• **TASK GOAL**
Transcribe each record below word for word.

• **RECORD SET**

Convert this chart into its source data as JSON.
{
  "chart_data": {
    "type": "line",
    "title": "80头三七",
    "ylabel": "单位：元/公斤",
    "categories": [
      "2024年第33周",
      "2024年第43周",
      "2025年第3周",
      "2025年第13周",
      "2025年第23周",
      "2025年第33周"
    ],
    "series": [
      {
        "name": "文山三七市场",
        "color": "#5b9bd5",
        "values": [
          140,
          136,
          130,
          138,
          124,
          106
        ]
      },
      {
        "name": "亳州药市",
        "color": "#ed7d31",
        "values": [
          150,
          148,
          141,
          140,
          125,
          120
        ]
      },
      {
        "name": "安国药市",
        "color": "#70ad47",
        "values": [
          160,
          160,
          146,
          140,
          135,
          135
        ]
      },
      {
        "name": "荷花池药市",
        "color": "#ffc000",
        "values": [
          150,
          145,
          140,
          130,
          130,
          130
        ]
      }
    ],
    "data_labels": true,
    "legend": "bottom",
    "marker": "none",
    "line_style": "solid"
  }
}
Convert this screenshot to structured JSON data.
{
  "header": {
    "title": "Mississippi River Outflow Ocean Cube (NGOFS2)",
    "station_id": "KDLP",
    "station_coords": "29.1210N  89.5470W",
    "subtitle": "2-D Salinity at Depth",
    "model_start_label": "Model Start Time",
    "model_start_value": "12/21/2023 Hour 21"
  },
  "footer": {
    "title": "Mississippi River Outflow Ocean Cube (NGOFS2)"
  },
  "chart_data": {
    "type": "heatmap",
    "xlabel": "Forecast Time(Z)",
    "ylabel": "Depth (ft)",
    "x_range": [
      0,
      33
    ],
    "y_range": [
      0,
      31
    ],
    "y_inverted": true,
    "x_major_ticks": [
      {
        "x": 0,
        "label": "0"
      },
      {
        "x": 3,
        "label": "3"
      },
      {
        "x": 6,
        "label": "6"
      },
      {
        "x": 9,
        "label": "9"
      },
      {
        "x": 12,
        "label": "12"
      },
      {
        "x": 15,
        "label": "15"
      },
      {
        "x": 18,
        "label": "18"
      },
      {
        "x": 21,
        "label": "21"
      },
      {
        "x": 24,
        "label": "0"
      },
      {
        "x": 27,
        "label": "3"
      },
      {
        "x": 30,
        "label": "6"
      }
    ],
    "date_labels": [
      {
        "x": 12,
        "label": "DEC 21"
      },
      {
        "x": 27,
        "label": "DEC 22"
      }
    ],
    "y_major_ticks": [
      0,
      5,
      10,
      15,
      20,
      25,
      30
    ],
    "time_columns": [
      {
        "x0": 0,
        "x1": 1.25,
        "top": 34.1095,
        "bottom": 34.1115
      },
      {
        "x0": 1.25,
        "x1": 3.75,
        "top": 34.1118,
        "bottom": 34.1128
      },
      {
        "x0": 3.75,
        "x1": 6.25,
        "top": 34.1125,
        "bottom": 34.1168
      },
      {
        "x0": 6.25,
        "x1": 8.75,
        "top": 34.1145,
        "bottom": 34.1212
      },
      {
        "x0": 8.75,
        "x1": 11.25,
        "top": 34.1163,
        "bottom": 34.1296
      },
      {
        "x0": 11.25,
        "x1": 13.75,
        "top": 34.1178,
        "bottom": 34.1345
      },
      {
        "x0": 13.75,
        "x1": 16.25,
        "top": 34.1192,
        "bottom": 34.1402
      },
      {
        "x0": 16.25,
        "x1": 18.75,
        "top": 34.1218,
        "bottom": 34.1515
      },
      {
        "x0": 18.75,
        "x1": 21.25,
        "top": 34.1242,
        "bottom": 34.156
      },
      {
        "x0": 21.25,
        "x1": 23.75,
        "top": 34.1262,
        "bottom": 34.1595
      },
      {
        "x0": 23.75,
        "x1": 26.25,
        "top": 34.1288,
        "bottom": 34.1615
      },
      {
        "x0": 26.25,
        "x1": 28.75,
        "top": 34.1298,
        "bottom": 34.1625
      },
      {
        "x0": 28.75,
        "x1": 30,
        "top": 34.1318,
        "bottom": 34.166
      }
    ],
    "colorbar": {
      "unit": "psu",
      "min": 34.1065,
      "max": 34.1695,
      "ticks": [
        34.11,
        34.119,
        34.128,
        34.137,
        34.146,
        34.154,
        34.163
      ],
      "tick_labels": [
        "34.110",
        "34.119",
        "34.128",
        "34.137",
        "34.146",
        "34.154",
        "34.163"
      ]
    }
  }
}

• **TASK ANSWER**
Convert this chart into its source data as JSON.
{
  "chart_data": {
    "type": "line",
    "title": "80头三七",
    "ylabel": "单位：元/公斤",
    "categories": [
      "2024年第33周",
      "2024年第43周",
      "2025年第3周",
      "2025年第13周",
      "2025年第23周",
      "2025年第33周"
    ],
    "series": [
      {
        "name": "文山三七市场",
        "color": "#5b9bd5",
        "values": [
          140,
          136,
          130,
          138,
          124,
          106
        ]
      },
      {
        "name": "亳州药市",
        "color": "#ed7d31",
        "values": [
          150,
          148,
          141,
          140,
          125,
          120
        ]
      },
      {
        "name": "安国药市",
        "color": "#70ad47",
        "values": [
          160,
          160,
          146,
          140,
          135,
          135
        ]
      },
      {
        "name": "荷花池药市",
        "color": "#ffc000",
        "values": [
          150,
          145,
          140,
          130,
          130,
          130
        ]
      }
    ],
    "data_labels": true,
    "legend": "bottom",
    "marker": "none",
    "line_style": "solid"
  }
}
Convert this screenshot to structured JSON data.
{
  "header": {
    "title": "Mississippi River Outflow Ocean Cube (NGOFS2)",
    "station_id": "KDLP",
    "station_coords": "29.1210N  89.5470W",
    "subtitle": "2-D Salinity at Depth",
    "model_start_label": "Model Start Time",
    "model_start_value": "12/21/2023 Hour 21"
  },
  "footer": {
    "title": "Mississippi River Outflow Ocean Cube (NGOFS2)"
  },
  "chart_data": {
    "type": "heatmap",
    "xlabel": "Forecast Time(Z)",
    "ylabel": "Depth (ft)",
    "x_range": [
      0,
      33
    ],
    "y_range": [
      0,
      31
    ],
    "y_inverted": true,
    "x_major_ticks": [
      {
        "x": 0,
        "label": "0"
      },
      {
        "x": 3,
        "label": "3"
      },
      {
        "x": 6,
        "label": "6"
      },
      {
        "x": 9,
        "label": "9"
      },
      {
        "x": 12,
        "label": "12"
      },
      {
        "x": 15,
        "label": "15"
      },
      {
        "x": 18,
        "label": "18"
      },
      {
        "x": 21,
        "label": "21"
      },
      {
        "x": 24,
        "label": "0"
      },
      {
        "x": 27,
        "label": "3"
      },
      {
        "x": 30,
        "label": "6"
      }
    ],
    "date_labels": [
      {
        "x": 12,
        "label": "DEC 21"
      },
      {
        "x": 27,
        "label": "DEC 22"
      }
    ],
    "y_major_ticks": [
      0,
      5,
      10,
      15,
      20,
      25,
      30
    ],
    "time_columns": [
      {
        "x0": 0,
        "x1": 1.25,
        "top": 34.1095,
        "bottom": 34.1115
      },
      {
        "x0": 1.25,
        "x1": 3.75,
        "top": 34.1118,
        "bottom": 34.1128
      },
      {
        "x0": 3.75,
        "x1": 6.25,
        "top": 34.1125,
        "bottom": 34.1168
      },
      {
        "x0": 6.25,
        "x1": 8.75,
        "top": 34.1145,
        "bottom": 34.1212
      },
      {
        "x0": 8.75,
        "x1": 11.25,
        "top": 34.1163,
        "bottom": 34.1296
      },
      {
        "x0": 11.25,
        "x1": 13.75,
        "top": 34.1178,
        "bottom": 34.1345
      },
      {
        "x0": 13.75,
        "x1": 16.25,
        "top": 34.1192,
        "bottom": 34.1402
      },
      {
        "x0": 16.25,
        "x1": 18.75,
        "top": 34.1218,
        "bottom": 34.1515
      },
      {
        "x0": 18.75,
        "x1": 21.25,
        "top": 34.1242,
        "bottom": 34.156
      },
      {
        "x0": 21.25,
        "x1": 23.75,
        "top": 34.1262,
        "bottom": 34.1595
      },
      {
        "x0": 23.75,
        "x1": 26.25,
        "top": 34.1288,
        "bottom": 34.1615
      },
      {
        "x0": 26.25,
        "x1": 28.75,
        "top": 34.1298,
        "bottom": 34.1625
      },
      {
        "x0": 28.75,
        "x1": 30,
        "top": 34.1318,
        "bottom": 34.166
      }
    ],
    "colorbar": {
      "unit": "psu",
      "min": 34.1065,
      "max": 34.1695,
      "ticks": [
        34.11,
        34.119,
        34.128,
        34.137,
        34.146,
        34.154,
        34.163
      ],
      "tick_labels": [
        "34.110",
        "34.119",
        "34.128",
        "34.137",
        "34.146",
        "34.154",
        "34.163"
      ]
    }
  }
}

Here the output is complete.